Problem: Copy out each line that mentions the word "的一元二次方程".

Raw data:
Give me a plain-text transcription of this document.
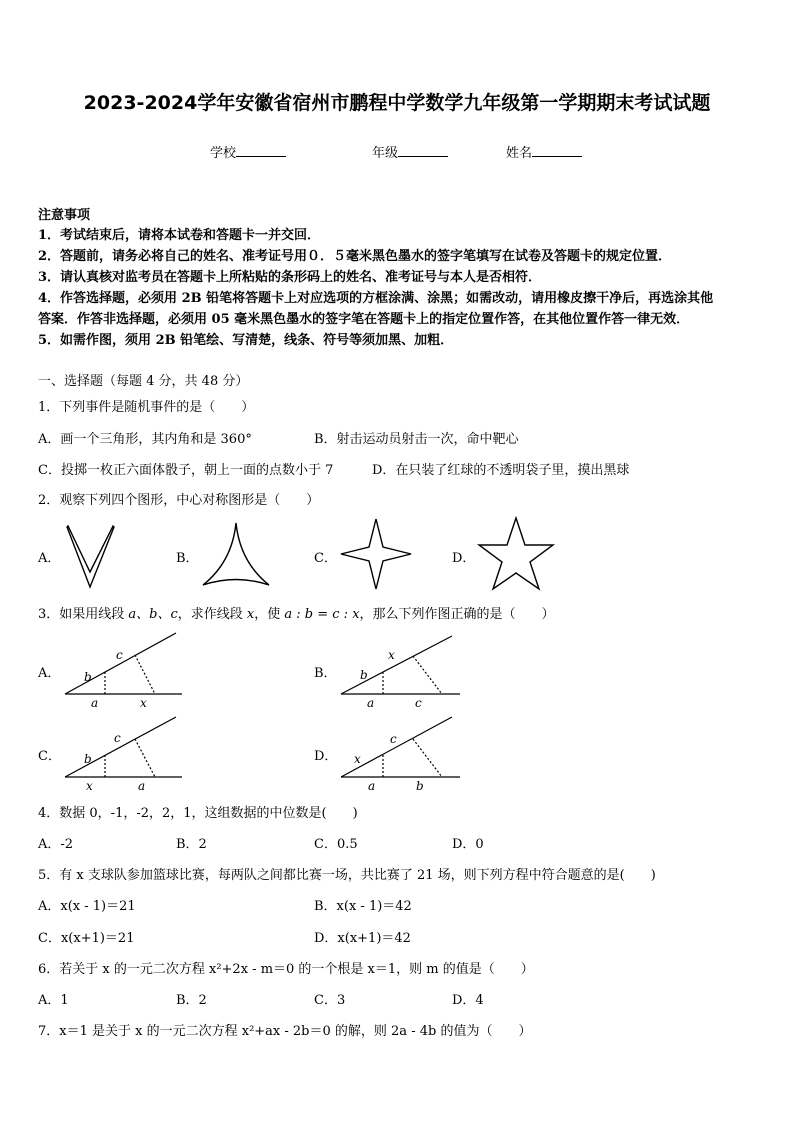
2023-2024学年安徽省宿州市鹏程中学数学九年级第一学期期末考试试题
学校	年级	姓名
注意事项
1．考试结束后，请将本试卷和答题卡一并交回．
2．答题前，请务必将自己的姓名、准考证号用０．５毫米黑色墨水的签字笔填写在试卷及答题卡的规定位置．
3．请认真核对监考员在答题卡上所粘贴的条形码上的姓名、准考证号与本人是否相符．
4．作答选择题，必须用 2B 铅笔将答题卡上对应选项的方框涂满、涂黑；如需改动，请用橡皮擦干净后，再选涂其他
答案．作答非选择题，必须用 05 毫米黑色墨水的签字笔在答题卡上的指定位置作答，在其他位置作答一律无效．
5．如需作图，须用 2B 铅笔绘、写清楚，线条、符号等须加黑、加粗．
一、选择题（每题 4 分，共 48 分）
1．下列事件是随机事件的是（　　）
A．画一个三角形，其内角和是 360°	B．射击运动员射击一次，命中靶心
C．投掷一枚正六面体骰子，朝上一面的点数小于 7	D．在只装了红球的不透明袋子里，摸出黑球
2．观察下列四个图形，中心对称图形是（　　）
A．	B．	C．	D．
3．如果用线段 a、b、c，求作线段 x，使 a : b = c : x，那么下列作图正确的是（　　）
A．
c
b
a	x
B．
x
b
a	c
C．
c
b
x	a
D．
c
x
a	b
4．数据 0，-1，-2，2，1，这组数据的中位数是(　　)
A．-2	B．2	C．0.5	D．0
5．有 x 支球队参加篮球比赛，每两队之间都比赛一场，共比赛了 21 场，则下列方程中符合题意的是(　　)
A．x(x - 1)＝21	B．x(x - 1)＝42
C．x(x+1)＝21	D．x(x+1)＝42
6．若关于 x 的一元二次方程 x²+2x - m＝0 的一个根是 x＝1，则 m 的值是（　　）
A．1	B．2	C．3	D．4
7．x＝1 是关于 x 的一元二次方程 x²+ax - 2b＝0 的解，则 2a - 4b 的值为（　　）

Response to the task:
6．若关于 x 的一元二次方程 x²+2x - m＝0 的一个根是 x＝1，则 m 的值是（　　）
7．x＝1 是关于 x 的一元二次方程 x²+ax - 2b＝0 的解，则 2a - 4b 的值为（　　）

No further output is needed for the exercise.